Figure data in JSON
++++

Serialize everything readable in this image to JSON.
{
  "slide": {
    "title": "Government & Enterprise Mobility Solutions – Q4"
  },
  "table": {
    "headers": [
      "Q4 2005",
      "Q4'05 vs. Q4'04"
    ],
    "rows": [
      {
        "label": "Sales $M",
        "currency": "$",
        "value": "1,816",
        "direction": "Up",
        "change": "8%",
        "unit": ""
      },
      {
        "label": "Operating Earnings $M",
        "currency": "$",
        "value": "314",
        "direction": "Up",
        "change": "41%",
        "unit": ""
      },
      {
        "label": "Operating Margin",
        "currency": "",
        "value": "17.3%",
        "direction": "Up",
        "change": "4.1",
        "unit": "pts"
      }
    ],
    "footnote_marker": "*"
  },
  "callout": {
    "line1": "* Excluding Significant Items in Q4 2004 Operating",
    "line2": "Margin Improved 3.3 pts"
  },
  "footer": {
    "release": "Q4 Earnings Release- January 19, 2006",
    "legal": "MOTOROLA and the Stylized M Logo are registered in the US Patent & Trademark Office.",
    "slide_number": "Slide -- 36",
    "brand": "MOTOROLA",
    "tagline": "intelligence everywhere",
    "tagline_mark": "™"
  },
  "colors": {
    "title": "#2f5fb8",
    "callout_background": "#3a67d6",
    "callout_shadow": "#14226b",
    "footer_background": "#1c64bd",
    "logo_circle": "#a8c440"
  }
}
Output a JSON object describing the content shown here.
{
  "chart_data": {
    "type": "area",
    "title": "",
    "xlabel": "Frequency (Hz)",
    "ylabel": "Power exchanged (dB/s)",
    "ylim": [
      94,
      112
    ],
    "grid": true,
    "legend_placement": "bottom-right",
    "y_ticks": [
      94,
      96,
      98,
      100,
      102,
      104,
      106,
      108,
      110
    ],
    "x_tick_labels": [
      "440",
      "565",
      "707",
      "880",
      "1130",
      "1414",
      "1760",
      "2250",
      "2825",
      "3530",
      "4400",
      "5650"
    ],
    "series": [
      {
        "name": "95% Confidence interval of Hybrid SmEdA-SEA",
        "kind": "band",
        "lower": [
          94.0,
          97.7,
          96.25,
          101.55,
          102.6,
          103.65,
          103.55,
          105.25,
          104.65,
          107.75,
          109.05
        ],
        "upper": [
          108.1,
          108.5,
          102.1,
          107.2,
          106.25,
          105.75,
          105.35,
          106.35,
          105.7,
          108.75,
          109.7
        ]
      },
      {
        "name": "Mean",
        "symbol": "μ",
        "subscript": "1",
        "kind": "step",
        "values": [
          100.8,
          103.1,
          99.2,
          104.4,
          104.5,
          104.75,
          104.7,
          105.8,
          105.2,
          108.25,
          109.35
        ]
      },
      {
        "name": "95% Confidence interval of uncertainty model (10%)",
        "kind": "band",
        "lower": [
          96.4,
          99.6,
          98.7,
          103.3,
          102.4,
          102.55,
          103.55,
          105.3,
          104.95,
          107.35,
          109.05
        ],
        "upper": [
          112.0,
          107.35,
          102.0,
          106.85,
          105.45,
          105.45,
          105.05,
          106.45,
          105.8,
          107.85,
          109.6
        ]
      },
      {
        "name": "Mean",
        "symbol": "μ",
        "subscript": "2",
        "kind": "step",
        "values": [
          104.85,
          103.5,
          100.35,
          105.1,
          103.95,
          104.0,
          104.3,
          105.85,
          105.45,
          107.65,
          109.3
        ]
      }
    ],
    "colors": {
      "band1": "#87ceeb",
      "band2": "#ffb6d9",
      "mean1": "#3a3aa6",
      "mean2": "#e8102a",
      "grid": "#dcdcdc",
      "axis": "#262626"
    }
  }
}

++++

From the entries above, extract each line containing "Confidence".

        "name": "95% Confidence interval of Hybrid SmEdA-SEA",
        "name": "95% Confidence interval of uncertainty model (10%)",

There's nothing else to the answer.